Copy out all of the material exactly as presented.

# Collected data
───

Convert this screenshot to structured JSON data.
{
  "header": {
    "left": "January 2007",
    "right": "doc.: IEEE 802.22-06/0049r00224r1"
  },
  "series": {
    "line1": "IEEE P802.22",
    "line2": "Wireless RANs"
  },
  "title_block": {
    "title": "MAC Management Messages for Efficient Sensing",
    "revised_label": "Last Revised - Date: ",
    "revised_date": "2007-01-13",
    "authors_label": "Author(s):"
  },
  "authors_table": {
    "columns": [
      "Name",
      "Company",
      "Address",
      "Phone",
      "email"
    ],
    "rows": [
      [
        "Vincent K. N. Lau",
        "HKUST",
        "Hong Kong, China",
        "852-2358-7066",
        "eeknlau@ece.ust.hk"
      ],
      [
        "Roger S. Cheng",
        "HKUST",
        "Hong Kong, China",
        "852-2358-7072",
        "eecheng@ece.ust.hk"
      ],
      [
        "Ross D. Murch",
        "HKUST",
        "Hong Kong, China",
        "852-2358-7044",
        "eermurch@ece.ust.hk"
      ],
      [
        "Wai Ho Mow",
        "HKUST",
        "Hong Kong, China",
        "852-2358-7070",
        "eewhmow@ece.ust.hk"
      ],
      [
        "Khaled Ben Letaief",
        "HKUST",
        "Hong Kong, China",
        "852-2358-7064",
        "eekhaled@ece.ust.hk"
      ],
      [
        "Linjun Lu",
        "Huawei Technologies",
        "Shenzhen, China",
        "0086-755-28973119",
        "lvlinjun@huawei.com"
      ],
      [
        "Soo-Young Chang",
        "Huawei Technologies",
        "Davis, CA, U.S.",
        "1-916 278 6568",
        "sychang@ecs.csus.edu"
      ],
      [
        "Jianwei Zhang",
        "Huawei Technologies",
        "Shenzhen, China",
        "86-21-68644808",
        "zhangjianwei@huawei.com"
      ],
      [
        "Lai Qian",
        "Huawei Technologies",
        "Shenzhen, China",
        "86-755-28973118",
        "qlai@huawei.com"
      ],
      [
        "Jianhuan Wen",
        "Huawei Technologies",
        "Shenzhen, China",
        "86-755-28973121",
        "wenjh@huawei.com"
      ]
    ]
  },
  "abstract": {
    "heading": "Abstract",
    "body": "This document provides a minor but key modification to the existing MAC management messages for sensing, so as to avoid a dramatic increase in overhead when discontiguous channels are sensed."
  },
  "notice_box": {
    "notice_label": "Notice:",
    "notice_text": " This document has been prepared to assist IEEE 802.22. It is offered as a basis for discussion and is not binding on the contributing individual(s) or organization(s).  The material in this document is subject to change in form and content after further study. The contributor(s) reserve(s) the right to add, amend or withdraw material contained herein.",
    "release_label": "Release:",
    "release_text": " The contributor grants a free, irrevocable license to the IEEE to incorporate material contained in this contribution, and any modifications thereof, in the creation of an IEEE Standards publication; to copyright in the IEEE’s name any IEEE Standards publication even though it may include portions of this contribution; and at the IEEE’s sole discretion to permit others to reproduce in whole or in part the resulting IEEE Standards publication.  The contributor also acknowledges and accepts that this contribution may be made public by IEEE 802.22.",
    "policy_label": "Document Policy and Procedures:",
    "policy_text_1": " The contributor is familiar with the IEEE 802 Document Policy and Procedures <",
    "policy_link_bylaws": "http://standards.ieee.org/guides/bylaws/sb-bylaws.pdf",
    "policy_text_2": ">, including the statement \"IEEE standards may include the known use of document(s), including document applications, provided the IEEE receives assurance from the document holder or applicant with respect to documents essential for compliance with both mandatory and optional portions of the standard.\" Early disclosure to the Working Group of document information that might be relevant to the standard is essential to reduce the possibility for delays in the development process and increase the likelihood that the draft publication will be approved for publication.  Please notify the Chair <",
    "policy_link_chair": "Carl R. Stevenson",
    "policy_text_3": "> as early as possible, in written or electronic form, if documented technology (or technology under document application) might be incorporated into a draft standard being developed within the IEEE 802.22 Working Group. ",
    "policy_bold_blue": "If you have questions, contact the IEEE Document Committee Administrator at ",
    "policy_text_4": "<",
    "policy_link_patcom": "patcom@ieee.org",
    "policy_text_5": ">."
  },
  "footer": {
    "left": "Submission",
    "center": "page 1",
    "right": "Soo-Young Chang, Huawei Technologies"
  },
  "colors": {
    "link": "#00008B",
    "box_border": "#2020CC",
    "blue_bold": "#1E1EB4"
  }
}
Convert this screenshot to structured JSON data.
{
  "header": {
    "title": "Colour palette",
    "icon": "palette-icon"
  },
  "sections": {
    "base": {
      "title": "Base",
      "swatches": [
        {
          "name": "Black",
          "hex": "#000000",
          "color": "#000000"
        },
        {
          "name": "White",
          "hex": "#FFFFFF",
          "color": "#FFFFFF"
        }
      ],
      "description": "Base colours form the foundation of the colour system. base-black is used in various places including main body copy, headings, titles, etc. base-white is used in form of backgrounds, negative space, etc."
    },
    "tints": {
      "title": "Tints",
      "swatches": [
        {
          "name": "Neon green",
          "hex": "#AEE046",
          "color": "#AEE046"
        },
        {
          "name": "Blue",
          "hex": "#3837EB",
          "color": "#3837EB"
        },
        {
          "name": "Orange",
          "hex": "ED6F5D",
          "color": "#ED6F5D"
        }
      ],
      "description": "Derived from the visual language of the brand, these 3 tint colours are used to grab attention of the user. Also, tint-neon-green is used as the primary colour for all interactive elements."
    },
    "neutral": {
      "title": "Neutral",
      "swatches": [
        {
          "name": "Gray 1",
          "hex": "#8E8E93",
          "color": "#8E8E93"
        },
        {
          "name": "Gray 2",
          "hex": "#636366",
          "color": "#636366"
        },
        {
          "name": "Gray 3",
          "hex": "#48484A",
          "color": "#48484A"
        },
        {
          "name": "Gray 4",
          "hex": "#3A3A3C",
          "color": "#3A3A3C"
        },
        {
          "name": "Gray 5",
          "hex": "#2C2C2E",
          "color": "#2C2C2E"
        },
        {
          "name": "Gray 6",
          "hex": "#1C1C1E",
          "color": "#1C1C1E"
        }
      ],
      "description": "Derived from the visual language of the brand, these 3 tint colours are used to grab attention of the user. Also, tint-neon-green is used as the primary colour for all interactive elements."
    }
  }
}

───

# Correct result
Convert this screenshot to structured JSON data.
{
  "header": {
    "left": "January 2007",
    "right": "doc.: IEEE 802.22-06/0049r00224r1"
  },
  "series": {
    "line1": "IEEE P802.22",
    "line2": "Wireless RANs"
  },
  "title_block": {
    "title": "MAC Management Messages for Efficient Sensing",
    "revised_label": "Last Revised - Date: ",
    "revised_date": "2007-01-13",
    "authors_label": "Author(s):"
  },
  "authors_table": {
    "columns": [
      "Name",
      "Company",
      "Address",
      "Phone",
      "email"
    ],
    "rows": [
      [
        "Vincent K. N. Lau",
        "HKUST",
        "Hong Kong, China",
        "852-2358-7066",
        "eeknlau@ece.ust.hk"
      ],
      [
        "Roger S. Cheng",
        "HKUST",
        "Hong Kong, China",
        "852-2358-7072",
        "eecheng@ece.ust.hk"
      ],
      [
        "Ross D. Murch",
        "HKUST",
        "Hong Kong, China",
        "852-2358-7044",
        "eermurch@ece.ust.hk"
      ],
      [
        "Wai Ho Mow",
        "HKUST",
        "Hong Kong, China",
        "852-2358-7070",
        "eewhmow@ece.ust.hk"
      ],
      [
        "Khaled Ben Letaief",
        "HKUST",
        "Hong Kong, China",
        "852-2358-7064",
        "eekhaled@ece.ust.hk"
      ],
      [
        "Linjun Lu",
        "Huawei Technologies",
        "Shenzhen, China",
        "0086-755-28973119",
        "lvlinjun@huawei.com"
      ],
      [
        "Soo-Young Chang",
        "Huawei Technologies",
        "Davis, CA, U.S.",
        "1-916 278 6568",
        "sychang@ecs.csus.edu"
      ],
      [
        "Jianwei Zhang",
        "Huawei Technologies",
        "Shenzhen, China",
        "86-21-68644808",
        "zhangjianwei@huawei.com"
      ],
      [
        "Lai Qian",
        "Huawei Technologies",
        "Shenzhen, China",
        "86-755-28973118",
        "qlai@huawei.com"
      ],
      [
        "Jianhuan Wen",
        "Huawei Technologies",
        "Shenzhen, China",
        "86-755-28973121",
        "wenjh@huawei.com"
      ]
    ]
  },
  "abstract": {
    "heading": "Abstract",
    "body": "This document provides a minor but key modification to the existing MAC management messages for sensing, so as to avoid a dramatic increase in overhead when discontiguous channels are sensed."
  },
  "notice_box": {
    "notice_label": "Notice:",
    "notice_text": " This document has been prepared to assist IEEE 802.22. It is offered as a basis for discussion and is not binding on the contributing individual(s) or organization(s).  The material in this document is subject to change in form and content after further study. The contributor(s) reserve(s) the right to add, amend or withdraw material contained herein.",
    "release_label": "Release:",
    "release_text": " The contributor grants a free, irrevocable license to the IEEE to incorporate material contained in this contribution, and any modifications thereof, in the creation of an IEEE Standards publication; to copyright in the IEEE’s name any IEEE Standards publication even though it may include portions of this contribution; and at the IEEE’s sole discretion to permit others to reproduce in whole or in part the resulting IEEE Standards publication.  The contributor also acknowledges and accepts that this contribution may be made public by IEEE 802.22.",
    "policy_label": "Document Policy and Procedures:",
    "policy_text_1": " The contributor is familiar with the IEEE 802 Document Policy and Procedures <",
    "policy_link_bylaws": "http://standards.ieee.org/guides/bylaws/sb-bylaws.pdf",
    "policy_text_2": ">, including the statement \"IEEE standards may include the known use of document(s), including document applications, provided the IEEE receives assurance from the document holder or applicant with respect to documents essential for compliance with both mandatory and optional portions of the standard.\" Early disclosure to the Working Group of document information that might be relevant to the standard is essential to reduce the possibility for delays in the development process and increase the likelihood that the draft publication will be approved for publication.  Please notify the Chair <",
    "policy_link_chair": "Carl R. Stevenson",
    "policy_text_3": "> as early as possible, in written or electronic form, if documented technology (or technology under document application) might be incorporated into a draft standard being developed within the IEEE 802.22 Working Group. ",
    "policy_bold_blue": "If you have questions, contact the IEEE Document Committee Administrator at ",
    "policy_text_4": "<",
    "policy_link_patcom": "patcom@ieee.org",
    "policy_text_5": ">."
  },
  "footer": {
    "left": "Submission",
    "center": "page 1",
    "right": "Soo-Young Chang, Huawei Technologies"
  },
  "colors": {
    "link": "#00008B",
    "box_border": "#2020CC",
    "blue_bold": "#1E1EB4"
  }
}
Convert this screenshot to structured JSON data.
{
  "header": {
    "title": "Colour palette",
    "icon": "palette-icon"
  },
  "sections": {
    "base": {
      "title": "Base",
      "swatches": [
        {
          "name": "Black",
          "hex": "#000000",
          "color": "#000000"
        },
        {
          "name": "White",
          "hex": "#FFFFFF",
          "color": "#FFFFFF"
        }
      ],
      "description": "Base colours form the foundation of the colour system. base-black is used in various places including main body copy, headings, titles, etc. base-white is used in form of backgrounds, negative space, etc."
    },
    "tints": {
      "title": "Tints",
      "swatches": [
        {
          "name": "Neon green",
          "hex": "#AEE046",
          "color": "#AEE046"
        },
        {
          "name": "Blue",
          "hex": "#3837EB",
          "color": "#3837EB"
        },
        {
          "name": "Orange",
          "hex": "ED6F5D",
          "color": "#ED6F5D"
        }
      ],
      "description": "Derived from the visual language of the brand, these 3 tint colours are used to grab attention of the user. Also, tint-neon-green is used as the primary colour for all interactive elements."
    },
    "neutral": {
      "title": "Neutral",
      "swatches": [
        {
          "name": "Gray 1",
          "hex": "#8E8E93",
          "color": "#8E8E93"
        },
        {
          "name": "Gray 2",
          "hex": "#636366",
          "color": "#636366"
        },
        {
          "name": "Gray 3",
          "hex": "#48484A",
          "color": "#48484A"
        },
        {
          "name": "Gray 4",
          "hex": "#3A3A3C",
          "color": "#3A3A3C"
        },
        {
          "name": "Gray 5",
          "hex": "#2C2C2E",
          "color": "#2C2C2E"
        },
        {
          "name": "Gray 6",
          "hex": "#1C1C1E",
          "color": "#1C1C1E"
        }
      ],
      "description": "Derived from the visual language of the brand, these 3 tint colours are used to grab attention of the user. Also, tint-neon-green is used as the primary colour for all interactive elements."
    }
  }
}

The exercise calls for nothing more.